(TASK STATEMENT):
Below are the records; reproduce all of them exactly but without any images.

/---

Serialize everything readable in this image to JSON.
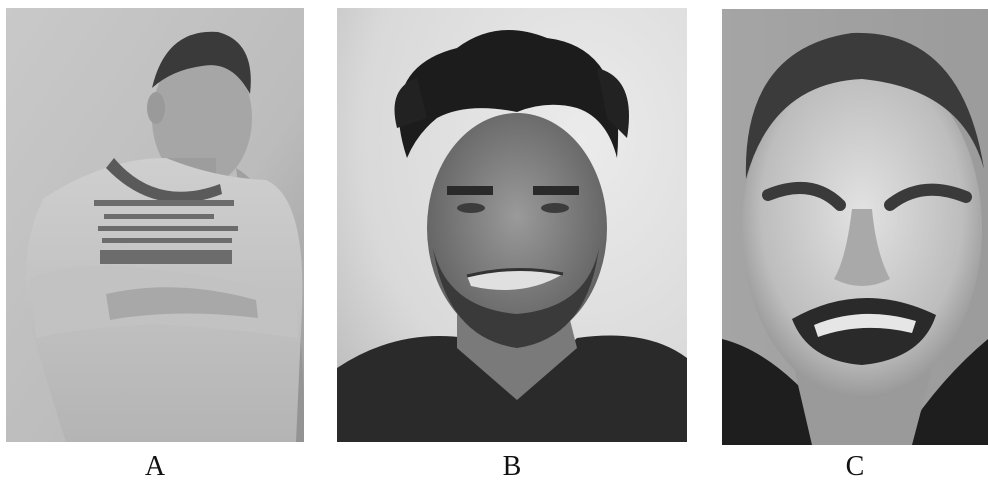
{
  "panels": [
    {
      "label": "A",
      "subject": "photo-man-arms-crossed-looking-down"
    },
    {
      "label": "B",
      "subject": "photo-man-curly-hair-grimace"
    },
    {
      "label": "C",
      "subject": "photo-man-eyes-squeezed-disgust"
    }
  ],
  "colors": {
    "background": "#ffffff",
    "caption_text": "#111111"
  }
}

\---

(CORRECT RESULT):
Serialize everything readable in this image to JSON.
{
  "panels": [
    {
      "label": "A",
      "subject": "photo-man-arms-crossed-looking-down"
    },
    {
      "label": "B",
      "subject": "photo-man-curly-hair-grimace"
    },
    {
      "label": "C",
      "subject": "photo-man-eyes-squeezed-disgust"
    }
  ],
  "colors": {
    "background": "#ffffff",
    "caption_text": "#111111"
  }
}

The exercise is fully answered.